Não é incomum ouvir mulheres com discurso
mais feminista citarem o desserviço prestado às meninas pelos contos de fadas.
Costumam apontar que tais histórias remetem a um tempo em que a sociedade era
absolutamente arcaica, com um poder exacerbado designado ao homem. Argumentam
que criam ilusões inatingíveis, e o que é pior, alimentam a crença, ainda que
subliminarmente, de que as mulheres são inferiores aos homens e nas mãos deles
está sua salvação.
Mais comum ainda é ver pais que repercutem
estas histórias incessantemente para suas crianças, valorizando sobretudo o
lado lúdico que deve sim ser estimulado na infância. Entendem que o que
predomina nestas histórias é de fato o amor e o encantamento. E persistem docemente
fazendo parte dos sonhos de toda menina.
Radicalismos à parte, engana-se quem pensa
que as historinhas são meramente inocentes. O psicanalista Bruno Bettelheim,
autor do livro A Psicanálise dos Contos
de Fadas, atesta que os contos de fadas guardam um significado importante,
capaz de influenciar com êxito a vida interior da criança. Conclui que é uma
mensagem múltipla a deixada por esse tipo de literatura; lutar contra as
dificuldades na vida é inevitável, faz parte de toda existência, mas quando a
pessoa não se intimida e enfrenta com firmeza os desafios, acaba alcançando a
vitória. Conceitos de bem e mal, de morte e de justiça também são amplamente
explorados nos contos de fadas.

* Pedido escrito 1: Indique se cada afirmação concorda com o texto sobre os contos de fadas, respondendo sim ou não e citando literalmente as palavras decisivas: (a) Bruno Bettelheim é psicanalista; (b) os pais que repetem essas histórias valorizam sobretudo o lado lúdico; (c) as historinhas são meramente inocentes.
* Pedido escrito 2: Prossiga com o texto sobre os contos de fadas a partir da última frase apresentada.
Os registros constituem material independente do texto sobre os contos de fadas.

* Conteúdo dos registros:
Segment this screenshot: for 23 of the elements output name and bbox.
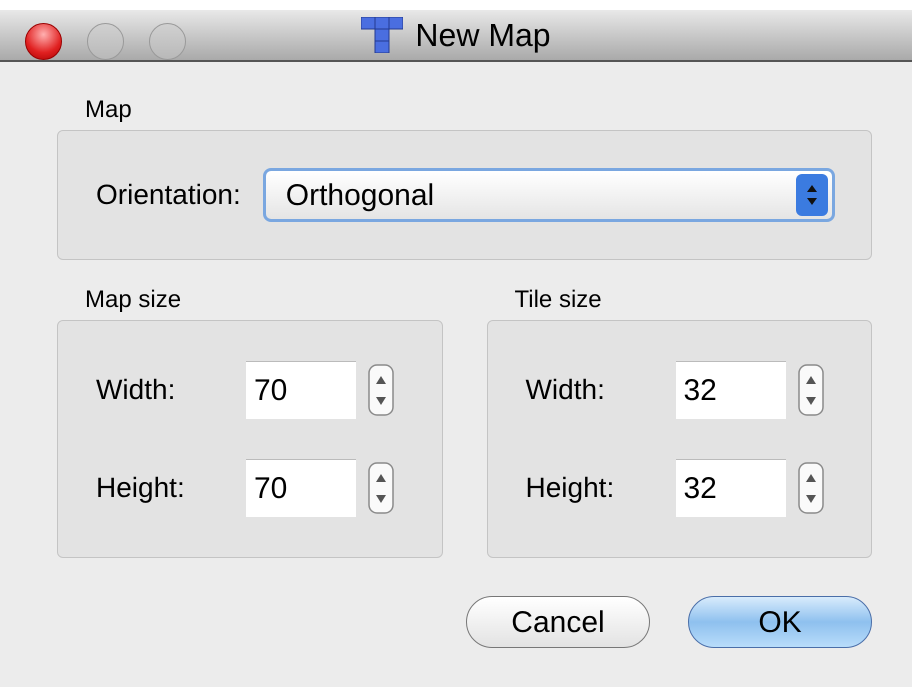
group-title: Map (85, 95, 133, 125)
stepper-control[interactable] (798, 462, 824, 514)
number-field[interactable]: 70 (246, 361, 356, 419)
dropdown-arrows-icon (796, 174, 828, 216)
orientation-dropdown[interactable]: Orthogonal (262, 168, 835, 222)
stepper-control[interactable] (368, 364, 394, 416)
stepper-control[interactable] (368, 462, 394, 514)
group-title: Map size (85, 285, 182, 315)
stepper-control[interactable] (798, 364, 824, 416)
field-label: Width: (526, 373, 606, 407)
group-title: Tile size (514, 285, 603, 315)
ok-button[interactable]: OK (688, 596, 872, 648)
tile-grid-icon (361, 17, 404, 53)
field-label: Height: (526, 471, 616, 505)
close-button[interactable] (25, 23, 62, 60)
number-field[interactable]: 32 (676, 459, 786, 517)
field-label: Height: (96, 471, 186, 505)
field-label: Width: (96, 373, 176, 407)
number-field[interactable]: 32 (676, 361, 786, 419)
window-title: New Map (415, 16, 551, 55)
field-label: Orientation: (96, 178, 241, 212)
number-field[interactable]: 70 (246, 459, 356, 517)
cancel-button[interactable]: Cancel (466, 596, 650, 648)
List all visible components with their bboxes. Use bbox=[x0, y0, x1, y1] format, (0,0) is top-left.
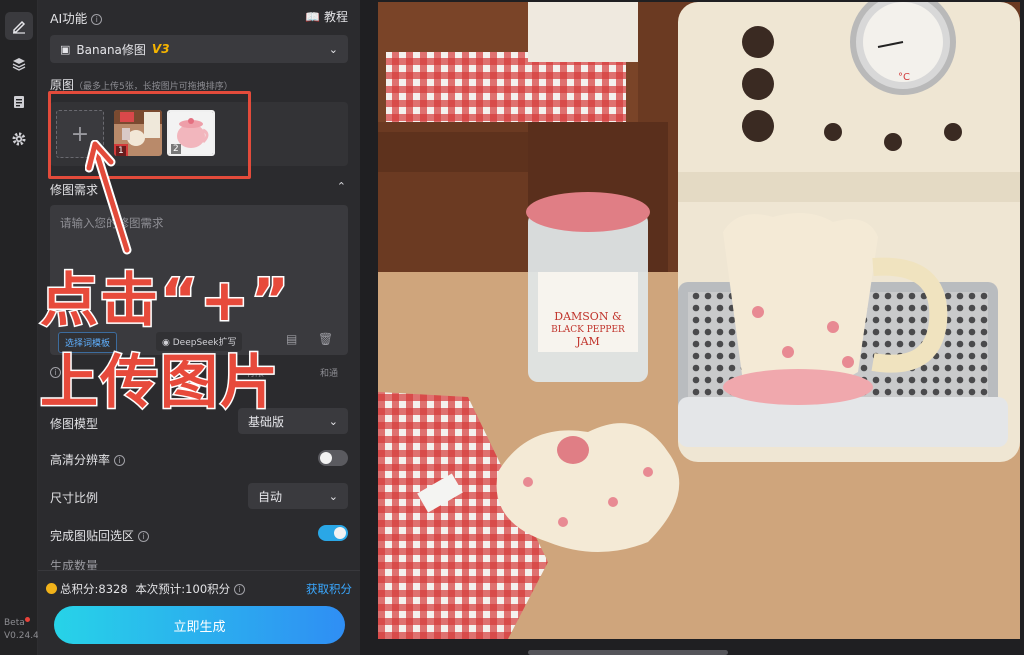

* Resposta escrita 1:
(a) Sim: "O psicanalista Bruno Bettelheim".
(b) Sim: "valorizando sobretudo o lado lúdico que deve sim ser estimulado na infância".
(c) Não: "engana-se quem pensa que as historinhas são meramente inocentes".

* Resposta escrita 2:
Voltando à questão feminista, a retaliação
reside no fato de as histórias mostrarem mulheres vulneráveis, que precisam de
príncipes para se realizarem, e que por eles são salvas, além das reservas ao felizes para sempre. Mesmo deixando no
inconsciente a idéia de que a felicidade está lá no fim do arco-íris, os contos
de fada não são, com perdão do trocadilho, o bicho papão da formação feminina. Além
disso eles vêm acompanhando as mudanças da sociedade, mostrando uma mulher cada
vez mais atuante, segura e tomando seus destinos em suas mãos. A primeira
princesa Disney, Branca de Neve, ingênua ao cair na armadilha da madrasta e só
desperta após o beijo do príncipe. Aurora adormece por longos anos até ser
depertada também pelo seu príncipe encantado. No conto da Cinderela a mocinha
já aparece com mais atitude, mesmo no borralho não deixa de sonhar, é corajosa
ao partir incógnita para o baile, ainda que necessite da interferência da fada
madrinha e mais uma vez um príncipe defina seu destino. Provando que o tempo
traz mudanças, a Bela é quem salva a Fera e lhe mostra a alegria de viver e o
poder do amor; assim como a Ariel, que embora troque sua voz para se tornar
humana e assim poder estar com o homem que ama, foi agente de sua história todo
o tempo, longe da postura passiva de antes. A mais recente representante na
evolução feminina nos contos de fadas é Tiana; mulher, negra, batalhadora, que
passa a maior parte da história na forma de sapo, regenera o príncipe e mesmo
ao se tornar princesa não abre mão de seu trabalho.
Assim caminham os contos de fadas; encantando
milhares de crianças ao redor do mundo e de alguma forma retratando os caminhos
da mulher na sociedade.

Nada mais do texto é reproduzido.